Input data section start
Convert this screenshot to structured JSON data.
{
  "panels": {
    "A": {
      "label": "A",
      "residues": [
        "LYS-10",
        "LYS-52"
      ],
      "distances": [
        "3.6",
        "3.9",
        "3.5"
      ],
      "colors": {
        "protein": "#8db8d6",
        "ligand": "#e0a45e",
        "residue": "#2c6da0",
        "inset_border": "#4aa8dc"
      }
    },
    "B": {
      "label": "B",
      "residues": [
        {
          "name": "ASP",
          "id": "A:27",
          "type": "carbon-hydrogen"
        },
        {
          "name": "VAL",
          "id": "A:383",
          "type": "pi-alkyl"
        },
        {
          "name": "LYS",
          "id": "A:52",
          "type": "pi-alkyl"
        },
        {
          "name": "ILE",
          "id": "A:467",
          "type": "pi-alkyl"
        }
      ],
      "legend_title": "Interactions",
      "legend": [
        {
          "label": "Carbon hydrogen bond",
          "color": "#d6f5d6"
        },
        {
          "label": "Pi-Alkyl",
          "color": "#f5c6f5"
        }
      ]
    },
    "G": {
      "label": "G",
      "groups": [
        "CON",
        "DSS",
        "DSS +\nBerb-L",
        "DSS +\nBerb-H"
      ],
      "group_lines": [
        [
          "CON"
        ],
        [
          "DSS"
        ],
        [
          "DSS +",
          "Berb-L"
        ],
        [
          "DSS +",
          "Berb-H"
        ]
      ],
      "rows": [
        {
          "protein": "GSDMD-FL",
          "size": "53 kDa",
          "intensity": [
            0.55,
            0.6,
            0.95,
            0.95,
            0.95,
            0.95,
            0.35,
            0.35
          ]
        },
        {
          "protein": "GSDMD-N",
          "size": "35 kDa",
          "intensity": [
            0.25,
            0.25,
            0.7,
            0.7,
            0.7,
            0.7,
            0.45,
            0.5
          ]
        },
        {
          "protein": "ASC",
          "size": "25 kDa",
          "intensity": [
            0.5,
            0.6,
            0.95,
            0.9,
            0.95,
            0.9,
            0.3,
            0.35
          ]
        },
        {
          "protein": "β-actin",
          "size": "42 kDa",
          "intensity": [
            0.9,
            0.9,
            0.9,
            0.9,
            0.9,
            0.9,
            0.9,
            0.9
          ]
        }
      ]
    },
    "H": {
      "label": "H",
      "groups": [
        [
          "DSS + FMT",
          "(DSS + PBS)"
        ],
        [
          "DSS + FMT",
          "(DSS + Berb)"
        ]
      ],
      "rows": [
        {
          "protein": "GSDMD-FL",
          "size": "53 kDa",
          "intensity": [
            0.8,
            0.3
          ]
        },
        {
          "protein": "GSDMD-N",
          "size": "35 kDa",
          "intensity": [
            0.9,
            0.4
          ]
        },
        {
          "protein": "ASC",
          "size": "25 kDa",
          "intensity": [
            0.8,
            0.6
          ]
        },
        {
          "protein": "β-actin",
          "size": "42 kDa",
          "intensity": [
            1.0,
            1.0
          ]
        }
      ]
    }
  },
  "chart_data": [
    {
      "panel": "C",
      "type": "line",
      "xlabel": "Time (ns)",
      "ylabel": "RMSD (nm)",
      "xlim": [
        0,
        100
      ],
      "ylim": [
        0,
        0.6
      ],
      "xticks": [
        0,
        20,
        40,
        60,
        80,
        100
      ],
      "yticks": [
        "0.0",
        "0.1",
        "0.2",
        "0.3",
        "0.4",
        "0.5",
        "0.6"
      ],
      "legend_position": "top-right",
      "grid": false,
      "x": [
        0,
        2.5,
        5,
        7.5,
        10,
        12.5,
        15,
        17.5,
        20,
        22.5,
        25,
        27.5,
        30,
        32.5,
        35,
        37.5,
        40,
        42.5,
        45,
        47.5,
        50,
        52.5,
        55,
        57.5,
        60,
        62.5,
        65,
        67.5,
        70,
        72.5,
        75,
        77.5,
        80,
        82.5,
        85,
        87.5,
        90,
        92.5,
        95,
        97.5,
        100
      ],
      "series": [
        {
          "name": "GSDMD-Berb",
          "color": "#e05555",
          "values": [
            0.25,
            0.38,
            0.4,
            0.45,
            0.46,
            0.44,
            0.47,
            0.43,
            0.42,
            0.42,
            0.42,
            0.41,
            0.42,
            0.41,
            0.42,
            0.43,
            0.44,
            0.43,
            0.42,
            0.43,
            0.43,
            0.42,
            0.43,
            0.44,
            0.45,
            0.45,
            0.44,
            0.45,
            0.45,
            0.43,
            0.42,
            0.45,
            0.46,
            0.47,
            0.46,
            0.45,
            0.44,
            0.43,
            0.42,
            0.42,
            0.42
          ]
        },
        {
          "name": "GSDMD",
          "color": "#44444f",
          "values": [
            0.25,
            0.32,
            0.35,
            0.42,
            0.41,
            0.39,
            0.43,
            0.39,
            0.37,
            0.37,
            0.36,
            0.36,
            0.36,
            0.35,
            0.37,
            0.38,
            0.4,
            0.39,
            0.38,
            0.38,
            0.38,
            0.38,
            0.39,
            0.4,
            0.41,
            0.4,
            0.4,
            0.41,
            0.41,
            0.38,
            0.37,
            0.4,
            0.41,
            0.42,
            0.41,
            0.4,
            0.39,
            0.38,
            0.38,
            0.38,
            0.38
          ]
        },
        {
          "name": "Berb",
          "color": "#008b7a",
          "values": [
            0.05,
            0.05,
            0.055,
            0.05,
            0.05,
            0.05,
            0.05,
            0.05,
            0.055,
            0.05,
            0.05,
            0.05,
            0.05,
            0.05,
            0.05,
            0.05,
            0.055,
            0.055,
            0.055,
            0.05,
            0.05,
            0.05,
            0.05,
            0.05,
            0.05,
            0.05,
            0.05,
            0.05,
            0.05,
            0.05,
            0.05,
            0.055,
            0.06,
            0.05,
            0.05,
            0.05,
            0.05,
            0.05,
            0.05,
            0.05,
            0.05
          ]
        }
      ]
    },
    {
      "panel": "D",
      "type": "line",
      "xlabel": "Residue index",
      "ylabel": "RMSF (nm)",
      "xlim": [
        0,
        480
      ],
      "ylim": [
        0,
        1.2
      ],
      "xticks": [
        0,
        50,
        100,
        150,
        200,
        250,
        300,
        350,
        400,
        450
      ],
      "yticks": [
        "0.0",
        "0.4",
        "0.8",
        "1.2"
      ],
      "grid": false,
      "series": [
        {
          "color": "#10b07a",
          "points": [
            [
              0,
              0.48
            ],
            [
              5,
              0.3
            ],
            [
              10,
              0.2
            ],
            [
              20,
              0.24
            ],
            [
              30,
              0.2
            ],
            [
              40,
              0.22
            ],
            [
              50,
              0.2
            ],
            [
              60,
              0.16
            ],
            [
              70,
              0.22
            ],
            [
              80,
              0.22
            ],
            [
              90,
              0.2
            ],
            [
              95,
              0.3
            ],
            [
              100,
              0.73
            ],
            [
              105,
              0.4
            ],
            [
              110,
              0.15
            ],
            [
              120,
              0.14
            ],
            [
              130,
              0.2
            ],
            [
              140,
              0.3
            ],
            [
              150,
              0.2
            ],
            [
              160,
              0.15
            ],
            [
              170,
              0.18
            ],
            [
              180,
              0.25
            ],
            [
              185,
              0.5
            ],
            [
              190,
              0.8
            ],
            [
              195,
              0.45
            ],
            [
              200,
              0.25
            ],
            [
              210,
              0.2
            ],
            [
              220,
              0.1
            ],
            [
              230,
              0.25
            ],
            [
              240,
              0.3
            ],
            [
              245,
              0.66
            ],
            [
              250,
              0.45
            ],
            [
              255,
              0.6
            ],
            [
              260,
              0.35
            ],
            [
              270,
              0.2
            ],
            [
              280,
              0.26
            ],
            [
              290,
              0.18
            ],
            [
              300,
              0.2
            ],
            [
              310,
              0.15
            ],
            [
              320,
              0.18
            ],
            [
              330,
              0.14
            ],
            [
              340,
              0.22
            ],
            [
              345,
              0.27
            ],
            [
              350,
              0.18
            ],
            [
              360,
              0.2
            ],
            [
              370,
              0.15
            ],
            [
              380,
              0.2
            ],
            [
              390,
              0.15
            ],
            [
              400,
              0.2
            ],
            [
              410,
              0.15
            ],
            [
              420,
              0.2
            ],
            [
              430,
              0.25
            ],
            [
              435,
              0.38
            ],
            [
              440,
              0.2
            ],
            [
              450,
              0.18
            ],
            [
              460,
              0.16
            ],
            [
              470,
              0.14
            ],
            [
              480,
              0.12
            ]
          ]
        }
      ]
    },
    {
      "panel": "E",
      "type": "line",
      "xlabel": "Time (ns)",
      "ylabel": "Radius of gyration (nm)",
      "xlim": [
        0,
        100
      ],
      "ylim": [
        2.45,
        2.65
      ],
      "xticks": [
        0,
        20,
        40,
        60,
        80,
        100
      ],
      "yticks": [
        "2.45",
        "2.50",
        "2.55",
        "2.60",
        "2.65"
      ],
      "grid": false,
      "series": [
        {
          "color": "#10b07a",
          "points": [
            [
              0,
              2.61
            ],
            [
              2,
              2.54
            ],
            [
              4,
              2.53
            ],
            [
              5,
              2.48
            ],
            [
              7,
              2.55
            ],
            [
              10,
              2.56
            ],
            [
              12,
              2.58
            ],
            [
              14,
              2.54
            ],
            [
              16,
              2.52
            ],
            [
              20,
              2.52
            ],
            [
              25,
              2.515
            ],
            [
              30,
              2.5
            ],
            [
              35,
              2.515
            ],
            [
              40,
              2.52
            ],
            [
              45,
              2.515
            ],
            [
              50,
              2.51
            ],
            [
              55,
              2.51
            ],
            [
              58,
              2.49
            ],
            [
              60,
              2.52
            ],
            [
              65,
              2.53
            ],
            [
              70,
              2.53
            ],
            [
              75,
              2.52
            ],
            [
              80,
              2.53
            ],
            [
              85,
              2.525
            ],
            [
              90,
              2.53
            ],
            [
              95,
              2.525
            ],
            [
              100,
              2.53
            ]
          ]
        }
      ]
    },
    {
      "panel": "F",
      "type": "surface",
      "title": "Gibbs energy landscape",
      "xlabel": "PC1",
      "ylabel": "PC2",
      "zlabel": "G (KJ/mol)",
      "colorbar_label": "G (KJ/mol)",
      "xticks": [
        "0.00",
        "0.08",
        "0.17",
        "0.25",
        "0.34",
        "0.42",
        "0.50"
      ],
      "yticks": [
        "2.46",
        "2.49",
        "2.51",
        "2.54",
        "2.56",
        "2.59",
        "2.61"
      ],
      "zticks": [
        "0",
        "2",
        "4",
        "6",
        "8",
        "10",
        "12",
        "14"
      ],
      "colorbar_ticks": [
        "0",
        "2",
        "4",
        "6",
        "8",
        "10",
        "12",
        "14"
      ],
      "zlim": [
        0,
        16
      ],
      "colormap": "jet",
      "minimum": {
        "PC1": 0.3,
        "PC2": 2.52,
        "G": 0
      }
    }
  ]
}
Input data section end
> _About this exercise_:
Where the word "name" occurs in a line of the records, copy that line.

> _Reply_:
          "name": "ASP",
          "name": "VAL",
          "name": "LYS",
          "name": "ILE",
          "name": "GSDMD-Berb",
          "name": "GSDMD",
          "name": "Berb",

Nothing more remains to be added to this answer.